» PROBLEM DETAILS
Please retype the passage on Gandhi below from "Gandhi taught Indians" to "enemy was fear.", keeping its wording and punctuation unchanged.

» TEXT SECTION
.....

Yet, we cannot rest on our laurel by putting Gandhi in the same class as a corporation president. Mahadev Desai argued that for Gandhi, the innermost secret was not merely passion, but the passion with a divine focus. Where the executive’s passion is for his organization, Gandhi’s was for the “absolute” or for the God or the Truth, whichever word one may prefer.

Gandhi taught Indians to be patriotic and self-reliant. He taught the importance of everyday concerns as well as high politics. He taught brotherhood and no class distinction. He taught that Indians must stand on their own feet and supply their own needs. That they must hate nobody, not even the British, and be brave and straightforward, and grasp that their only enemy was fear.

Today when we evaluate Gandhi, we cannot forget his social impact. His social impact has been tremendous. The improvement in the status of women is among his most striking legacies. Dalits are better off as they got reservations in electoral seats and after independence, the reservation was extended to appointments in bureaucracy also.

.....

» ENTRIES
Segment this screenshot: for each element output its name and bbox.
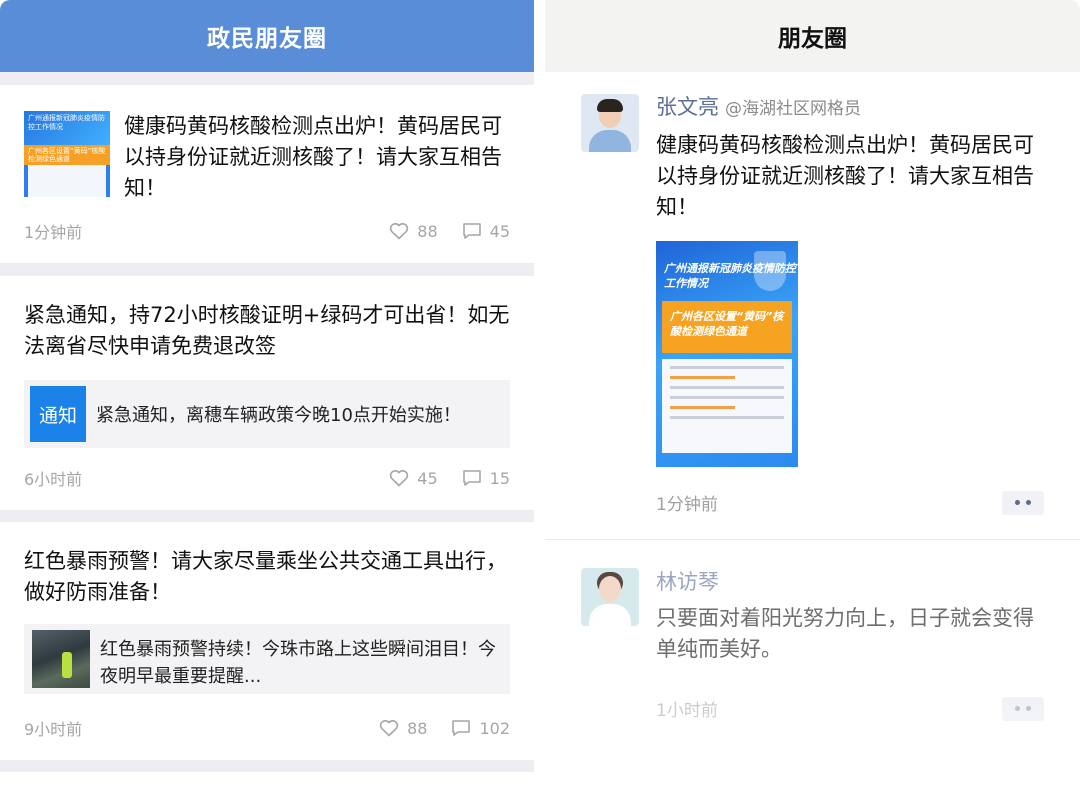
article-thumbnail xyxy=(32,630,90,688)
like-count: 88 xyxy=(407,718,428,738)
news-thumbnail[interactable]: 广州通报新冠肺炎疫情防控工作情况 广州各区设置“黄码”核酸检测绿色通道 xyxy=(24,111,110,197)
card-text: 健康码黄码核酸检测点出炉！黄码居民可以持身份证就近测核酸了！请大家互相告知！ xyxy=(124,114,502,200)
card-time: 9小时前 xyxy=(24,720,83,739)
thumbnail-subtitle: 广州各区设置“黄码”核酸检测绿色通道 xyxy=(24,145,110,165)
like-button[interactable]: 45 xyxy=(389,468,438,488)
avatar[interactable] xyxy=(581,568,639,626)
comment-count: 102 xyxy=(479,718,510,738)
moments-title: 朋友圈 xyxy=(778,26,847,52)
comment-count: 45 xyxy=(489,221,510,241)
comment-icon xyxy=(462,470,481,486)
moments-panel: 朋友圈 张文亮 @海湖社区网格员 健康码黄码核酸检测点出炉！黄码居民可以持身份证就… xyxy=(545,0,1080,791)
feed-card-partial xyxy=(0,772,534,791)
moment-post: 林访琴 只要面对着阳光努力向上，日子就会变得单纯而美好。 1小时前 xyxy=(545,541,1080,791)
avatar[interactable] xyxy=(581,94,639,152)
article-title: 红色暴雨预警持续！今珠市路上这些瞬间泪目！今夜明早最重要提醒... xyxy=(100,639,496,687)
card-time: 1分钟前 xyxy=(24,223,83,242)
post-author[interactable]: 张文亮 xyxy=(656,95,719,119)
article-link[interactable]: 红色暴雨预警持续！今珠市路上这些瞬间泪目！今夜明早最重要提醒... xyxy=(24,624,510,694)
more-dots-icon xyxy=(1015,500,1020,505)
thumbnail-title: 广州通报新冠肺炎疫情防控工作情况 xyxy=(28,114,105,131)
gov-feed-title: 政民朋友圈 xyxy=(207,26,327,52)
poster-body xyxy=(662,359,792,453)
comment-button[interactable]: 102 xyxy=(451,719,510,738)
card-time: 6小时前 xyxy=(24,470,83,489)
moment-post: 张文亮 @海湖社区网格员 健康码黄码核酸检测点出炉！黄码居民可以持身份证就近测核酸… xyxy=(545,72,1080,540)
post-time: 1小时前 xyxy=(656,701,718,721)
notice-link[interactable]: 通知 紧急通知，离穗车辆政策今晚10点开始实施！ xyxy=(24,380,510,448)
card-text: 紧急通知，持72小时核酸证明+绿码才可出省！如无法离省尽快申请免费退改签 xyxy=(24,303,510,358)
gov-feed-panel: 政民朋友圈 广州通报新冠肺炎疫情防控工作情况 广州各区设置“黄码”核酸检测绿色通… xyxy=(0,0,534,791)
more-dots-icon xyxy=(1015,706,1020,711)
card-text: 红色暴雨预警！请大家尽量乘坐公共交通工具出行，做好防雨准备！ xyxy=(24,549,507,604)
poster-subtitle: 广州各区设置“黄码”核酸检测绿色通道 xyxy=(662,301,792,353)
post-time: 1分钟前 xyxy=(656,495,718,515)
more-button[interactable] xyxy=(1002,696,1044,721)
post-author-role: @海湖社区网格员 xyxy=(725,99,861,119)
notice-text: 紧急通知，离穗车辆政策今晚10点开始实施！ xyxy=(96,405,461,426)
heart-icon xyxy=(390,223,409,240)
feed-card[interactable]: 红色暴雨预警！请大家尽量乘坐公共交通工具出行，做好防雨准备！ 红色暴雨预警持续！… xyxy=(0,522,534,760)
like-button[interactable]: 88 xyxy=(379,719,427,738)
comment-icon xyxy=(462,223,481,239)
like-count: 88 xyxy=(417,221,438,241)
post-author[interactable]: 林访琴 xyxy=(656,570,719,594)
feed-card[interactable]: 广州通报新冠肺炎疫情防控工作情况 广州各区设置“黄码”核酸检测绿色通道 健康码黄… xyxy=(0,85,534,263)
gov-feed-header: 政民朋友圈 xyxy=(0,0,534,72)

.....

» ANSWER BELOW
Gandhi taught Indians to be patriotic and self-reliant. He taught the importance of everyday concerns as well as high politics. He taught brotherhood and no class distinction. He taught that Indians must stand on their own feet and supply their own needs. That they must hate nobody, not even the British, and be brave and straightforward, and grasp that their only enemy was fear.